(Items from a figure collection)
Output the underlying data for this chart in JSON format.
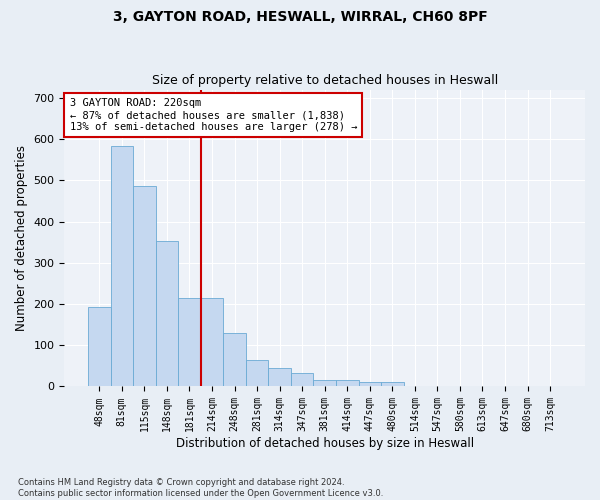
{
  "title_line1": "3, GAYTON ROAD, HESWALL, WIRRAL, CH60 8PF",
  "title_line2": "Size of property relative to detached houses in Heswall",
  "xlabel": "Distribution of detached houses by size in Heswall",
  "ylabel": "Number of detached properties",
  "footnote": "Contains HM Land Registry data © Crown copyright and database right 2024.\nContains public sector information licensed under the Open Government Licence v3.0.",
  "bin_labels": [
    "48sqm",
    "81sqm",
    "115sqm",
    "148sqm",
    "181sqm",
    "214sqm",
    "248sqm",
    "281sqm",
    "314sqm",
    "347sqm",
    "381sqm",
    "414sqm",
    "447sqm",
    "480sqm",
    "514sqm",
    "547sqm",
    "580sqm",
    "613sqm",
    "647sqm",
    "680sqm",
    "713sqm"
  ],
  "bar_values": [
    193,
    582,
    487,
    352,
    214,
    214,
    130,
    63,
    44,
    32,
    15,
    15,
    10,
    10,
    0,
    0,
    0,
    0,
    0,
    0,
    0
  ],
  "bar_color": "#c5d8f0",
  "bar_edge_color": "#6aaad4",
  "vline_color": "#cc0000",
  "annotation_text": "3 GAYTON ROAD: 220sqm\n← 87% of detached houses are smaller (1,838)\n13% of semi-detached houses are larger (278) →",
  "annotation_box_color": "#ffffff",
  "annotation_box_edge_color": "#cc0000",
  "ylim": [
    0,
    720
  ],
  "yticks": [
    0,
    100,
    200,
    300,
    400,
    500,
    600,
    700
  ],
  "bg_color": "#e8eef5",
  "plot_bg_color": "#eef2f8",
  "grid_color": "#ffffff",
  "title1_fontsize": 10,
  "title2_fontsize": 9,
  "xlabel_fontsize": 8.5,
  "ylabel_fontsize": 8.5,
  "tick_fontsize": 7,
  "ann_fontsize": 7.5,
  "footnote_fontsize": 6
}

__STATED PROBLEM__. Skip the pictures, then retype every line above exactly.

__PROBLEM SOLUTION__.
Output the underlying data for this chart in JSON format.
{
  "title_line1": "3, GAYTON ROAD, HESWALL, WIRRAL, CH60 8PF",
  "title_line2": "Size of property relative to detached houses in Heswall",
  "xlabel": "Distribution of detached houses by size in Heswall",
  "ylabel": "Number of detached properties",
  "footnote": "Contains HM Land Registry data © Crown copyright and database right 2024.\nContains public sector information licensed under the Open Government Licence v3.0.",
  "bin_labels": [
    "48sqm",
    "81sqm",
    "115sqm",
    "148sqm",
    "181sqm",
    "214sqm",
    "248sqm",
    "281sqm",
    "314sqm",
    "347sqm",
    "381sqm",
    "414sqm",
    "447sqm",
    "480sqm",
    "514sqm",
    "547sqm",
    "580sqm",
    "613sqm",
    "647sqm",
    "680sqm",
    "713sqm"
  ],
  "bar_values": [
    193,
    582,
    487,
    352,
    214,
    214,
    130,
    63,
    44,
    32,
    15,
    15,
    10,
    10,
    0,
    0,
    0,
    0,
    0,
    0,
    0
  ],
  "bar_color": "#c5d8f0",
  "bar_edge_color": "#6aaad4",
  "vline_color": "#cc0000",
  "annotation_text": "3 GAYTON ROAD: 220sqm\n← 87% of detached houses are smaller (1,838)\n13% of semi-detached houses are larger (278) →",
  "annotation_box_color": "#ffffff",
  "annotation_box_edge_color": "#cc0000",
  "ylim": [
    0,
    720
  ],
  "yticks": [
    0,
    100,
    200,
    300,
    400,
    500,
    600,
    700
  ],
  "bg_color": "#e8eef5",
  "plot_bg_color": "#eef2f8",
  "grid_color": "#ffffff",
  "title1_fontsize": 10,
  "title2_fontsize": 9,
  "xlabel_fontsize": 8.5,
  "ylabel_fontsize": 8.5,
  "tick_fontsize": 7,
  "ann_fontsize": 7.5,
  "footnote_fontsize": 6
}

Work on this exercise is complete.